## The exercise
Copy out every line that contains "type".
####
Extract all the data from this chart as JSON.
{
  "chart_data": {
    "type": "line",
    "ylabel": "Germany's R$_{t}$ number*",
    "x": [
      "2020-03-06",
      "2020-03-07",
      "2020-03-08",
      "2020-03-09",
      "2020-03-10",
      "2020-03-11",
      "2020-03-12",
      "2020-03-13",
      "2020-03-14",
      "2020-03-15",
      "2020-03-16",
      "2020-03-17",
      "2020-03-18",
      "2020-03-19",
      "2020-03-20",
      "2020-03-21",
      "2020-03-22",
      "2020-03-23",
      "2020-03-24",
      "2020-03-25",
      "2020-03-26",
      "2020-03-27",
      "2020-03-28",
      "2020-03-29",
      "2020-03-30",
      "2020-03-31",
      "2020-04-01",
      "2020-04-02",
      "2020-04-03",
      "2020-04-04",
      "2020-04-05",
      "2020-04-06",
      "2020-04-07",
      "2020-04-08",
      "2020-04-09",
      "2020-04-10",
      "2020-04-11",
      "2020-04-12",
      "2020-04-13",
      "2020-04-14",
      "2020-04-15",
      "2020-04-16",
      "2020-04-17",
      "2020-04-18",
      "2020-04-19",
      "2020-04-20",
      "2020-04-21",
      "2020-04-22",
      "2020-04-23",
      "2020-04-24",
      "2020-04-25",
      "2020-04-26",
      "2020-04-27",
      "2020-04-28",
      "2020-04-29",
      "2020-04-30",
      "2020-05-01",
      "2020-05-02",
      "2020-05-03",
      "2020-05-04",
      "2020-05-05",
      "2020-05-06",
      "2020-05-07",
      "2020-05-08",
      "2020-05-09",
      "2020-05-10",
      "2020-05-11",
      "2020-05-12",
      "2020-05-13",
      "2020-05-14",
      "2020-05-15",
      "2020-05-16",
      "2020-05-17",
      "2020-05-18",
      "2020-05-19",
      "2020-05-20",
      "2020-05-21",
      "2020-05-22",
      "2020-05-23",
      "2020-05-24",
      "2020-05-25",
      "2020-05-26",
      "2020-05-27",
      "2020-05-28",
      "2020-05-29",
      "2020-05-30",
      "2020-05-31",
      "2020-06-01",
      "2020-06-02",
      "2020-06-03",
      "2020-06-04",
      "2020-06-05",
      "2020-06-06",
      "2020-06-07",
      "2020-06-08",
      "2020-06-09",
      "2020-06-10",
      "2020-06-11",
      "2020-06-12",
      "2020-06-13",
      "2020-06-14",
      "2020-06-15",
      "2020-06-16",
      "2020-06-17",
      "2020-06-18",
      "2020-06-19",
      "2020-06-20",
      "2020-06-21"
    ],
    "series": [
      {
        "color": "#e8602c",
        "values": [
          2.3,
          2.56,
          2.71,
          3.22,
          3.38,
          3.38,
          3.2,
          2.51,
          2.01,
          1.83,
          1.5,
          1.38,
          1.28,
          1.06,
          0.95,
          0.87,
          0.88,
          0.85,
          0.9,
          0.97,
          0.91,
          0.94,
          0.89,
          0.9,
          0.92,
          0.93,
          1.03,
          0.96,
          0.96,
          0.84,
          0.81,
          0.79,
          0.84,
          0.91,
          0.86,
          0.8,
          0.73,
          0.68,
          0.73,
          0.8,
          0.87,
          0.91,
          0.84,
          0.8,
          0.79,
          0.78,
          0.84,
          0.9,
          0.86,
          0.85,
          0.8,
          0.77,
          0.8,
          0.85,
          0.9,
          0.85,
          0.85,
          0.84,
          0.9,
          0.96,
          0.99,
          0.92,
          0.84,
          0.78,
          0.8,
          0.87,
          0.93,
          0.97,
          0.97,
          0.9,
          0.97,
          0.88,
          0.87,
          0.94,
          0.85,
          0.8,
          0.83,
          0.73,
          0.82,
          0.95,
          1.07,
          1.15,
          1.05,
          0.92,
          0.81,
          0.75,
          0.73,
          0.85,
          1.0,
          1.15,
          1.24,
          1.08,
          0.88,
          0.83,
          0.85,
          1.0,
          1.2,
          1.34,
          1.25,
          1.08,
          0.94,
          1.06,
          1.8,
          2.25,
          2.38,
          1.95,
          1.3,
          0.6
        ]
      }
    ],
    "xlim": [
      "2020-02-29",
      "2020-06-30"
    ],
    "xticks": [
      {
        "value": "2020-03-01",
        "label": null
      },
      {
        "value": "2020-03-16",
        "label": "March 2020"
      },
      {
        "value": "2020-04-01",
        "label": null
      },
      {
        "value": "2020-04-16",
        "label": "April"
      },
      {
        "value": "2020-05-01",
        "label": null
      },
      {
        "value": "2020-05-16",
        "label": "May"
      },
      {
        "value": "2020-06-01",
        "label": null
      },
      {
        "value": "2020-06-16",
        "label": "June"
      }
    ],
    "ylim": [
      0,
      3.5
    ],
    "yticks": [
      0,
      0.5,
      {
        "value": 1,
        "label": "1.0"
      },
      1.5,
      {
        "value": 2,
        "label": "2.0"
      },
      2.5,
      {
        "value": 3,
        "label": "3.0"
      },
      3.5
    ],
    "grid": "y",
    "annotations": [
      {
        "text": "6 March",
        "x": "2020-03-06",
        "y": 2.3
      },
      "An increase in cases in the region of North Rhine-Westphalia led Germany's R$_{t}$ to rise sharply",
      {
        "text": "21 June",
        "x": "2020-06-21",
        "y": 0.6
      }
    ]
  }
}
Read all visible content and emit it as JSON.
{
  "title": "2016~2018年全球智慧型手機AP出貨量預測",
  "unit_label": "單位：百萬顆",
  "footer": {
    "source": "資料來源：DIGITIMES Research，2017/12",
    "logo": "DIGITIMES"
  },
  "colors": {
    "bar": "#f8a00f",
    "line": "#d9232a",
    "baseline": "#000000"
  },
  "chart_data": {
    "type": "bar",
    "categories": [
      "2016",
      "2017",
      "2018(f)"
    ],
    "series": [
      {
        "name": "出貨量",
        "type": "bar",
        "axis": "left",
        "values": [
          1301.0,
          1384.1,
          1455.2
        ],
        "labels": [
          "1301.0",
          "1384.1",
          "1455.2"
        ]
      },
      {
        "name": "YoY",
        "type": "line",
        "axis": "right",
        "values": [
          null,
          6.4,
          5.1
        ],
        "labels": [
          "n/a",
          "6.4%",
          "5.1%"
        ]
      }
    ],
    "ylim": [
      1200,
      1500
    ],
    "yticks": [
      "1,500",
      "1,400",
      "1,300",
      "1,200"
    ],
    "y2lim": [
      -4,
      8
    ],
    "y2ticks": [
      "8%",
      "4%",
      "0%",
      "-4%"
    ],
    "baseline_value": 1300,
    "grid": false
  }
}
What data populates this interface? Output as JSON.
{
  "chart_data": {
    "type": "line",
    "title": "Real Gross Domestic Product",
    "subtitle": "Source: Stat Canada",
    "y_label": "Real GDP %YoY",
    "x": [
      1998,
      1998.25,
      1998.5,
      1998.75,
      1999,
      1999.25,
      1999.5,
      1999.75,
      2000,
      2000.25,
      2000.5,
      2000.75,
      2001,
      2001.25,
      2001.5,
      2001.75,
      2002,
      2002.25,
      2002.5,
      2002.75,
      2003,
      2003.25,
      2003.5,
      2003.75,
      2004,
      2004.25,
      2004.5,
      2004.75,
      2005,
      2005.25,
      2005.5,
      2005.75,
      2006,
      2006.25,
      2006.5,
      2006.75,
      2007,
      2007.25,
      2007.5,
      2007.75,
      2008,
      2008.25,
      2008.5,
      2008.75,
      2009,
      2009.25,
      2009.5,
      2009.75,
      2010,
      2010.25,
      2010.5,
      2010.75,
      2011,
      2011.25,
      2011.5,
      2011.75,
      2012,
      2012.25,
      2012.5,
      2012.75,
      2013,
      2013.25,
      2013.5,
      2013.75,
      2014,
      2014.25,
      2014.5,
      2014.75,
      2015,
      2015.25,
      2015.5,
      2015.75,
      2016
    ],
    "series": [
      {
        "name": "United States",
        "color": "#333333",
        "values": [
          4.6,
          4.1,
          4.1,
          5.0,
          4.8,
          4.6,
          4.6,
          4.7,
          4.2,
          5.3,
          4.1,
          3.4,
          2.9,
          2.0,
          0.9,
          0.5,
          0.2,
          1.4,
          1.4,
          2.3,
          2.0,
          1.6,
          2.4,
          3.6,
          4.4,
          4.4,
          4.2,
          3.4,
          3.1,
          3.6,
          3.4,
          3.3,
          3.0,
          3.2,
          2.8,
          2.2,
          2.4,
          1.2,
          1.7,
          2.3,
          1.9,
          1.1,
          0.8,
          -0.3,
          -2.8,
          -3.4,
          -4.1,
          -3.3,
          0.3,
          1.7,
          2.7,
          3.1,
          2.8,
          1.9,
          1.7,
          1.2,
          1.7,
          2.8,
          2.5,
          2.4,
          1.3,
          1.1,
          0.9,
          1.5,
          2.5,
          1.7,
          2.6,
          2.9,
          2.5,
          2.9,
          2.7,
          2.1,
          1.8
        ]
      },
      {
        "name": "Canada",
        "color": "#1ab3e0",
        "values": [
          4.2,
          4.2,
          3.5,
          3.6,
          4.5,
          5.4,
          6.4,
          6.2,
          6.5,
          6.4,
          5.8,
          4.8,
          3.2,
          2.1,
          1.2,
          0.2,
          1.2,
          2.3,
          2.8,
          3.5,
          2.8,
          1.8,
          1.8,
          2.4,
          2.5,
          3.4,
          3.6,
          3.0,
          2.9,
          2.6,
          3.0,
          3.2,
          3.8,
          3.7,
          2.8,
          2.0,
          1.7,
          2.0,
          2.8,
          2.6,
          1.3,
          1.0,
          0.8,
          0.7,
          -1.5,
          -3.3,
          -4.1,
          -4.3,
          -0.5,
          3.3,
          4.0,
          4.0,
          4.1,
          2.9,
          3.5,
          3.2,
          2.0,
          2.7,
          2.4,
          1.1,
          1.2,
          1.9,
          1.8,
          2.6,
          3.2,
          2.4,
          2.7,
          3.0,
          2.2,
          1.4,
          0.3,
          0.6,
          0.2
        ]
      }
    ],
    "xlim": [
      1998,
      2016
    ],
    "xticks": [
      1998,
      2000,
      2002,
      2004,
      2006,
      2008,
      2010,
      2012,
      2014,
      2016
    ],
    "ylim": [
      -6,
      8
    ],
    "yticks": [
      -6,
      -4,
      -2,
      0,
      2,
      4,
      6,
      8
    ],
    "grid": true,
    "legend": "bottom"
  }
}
####
## Solution
    "type": "line",
    "type": "bar",
        "type": "bar",
        "type": "line",
    "type": "line",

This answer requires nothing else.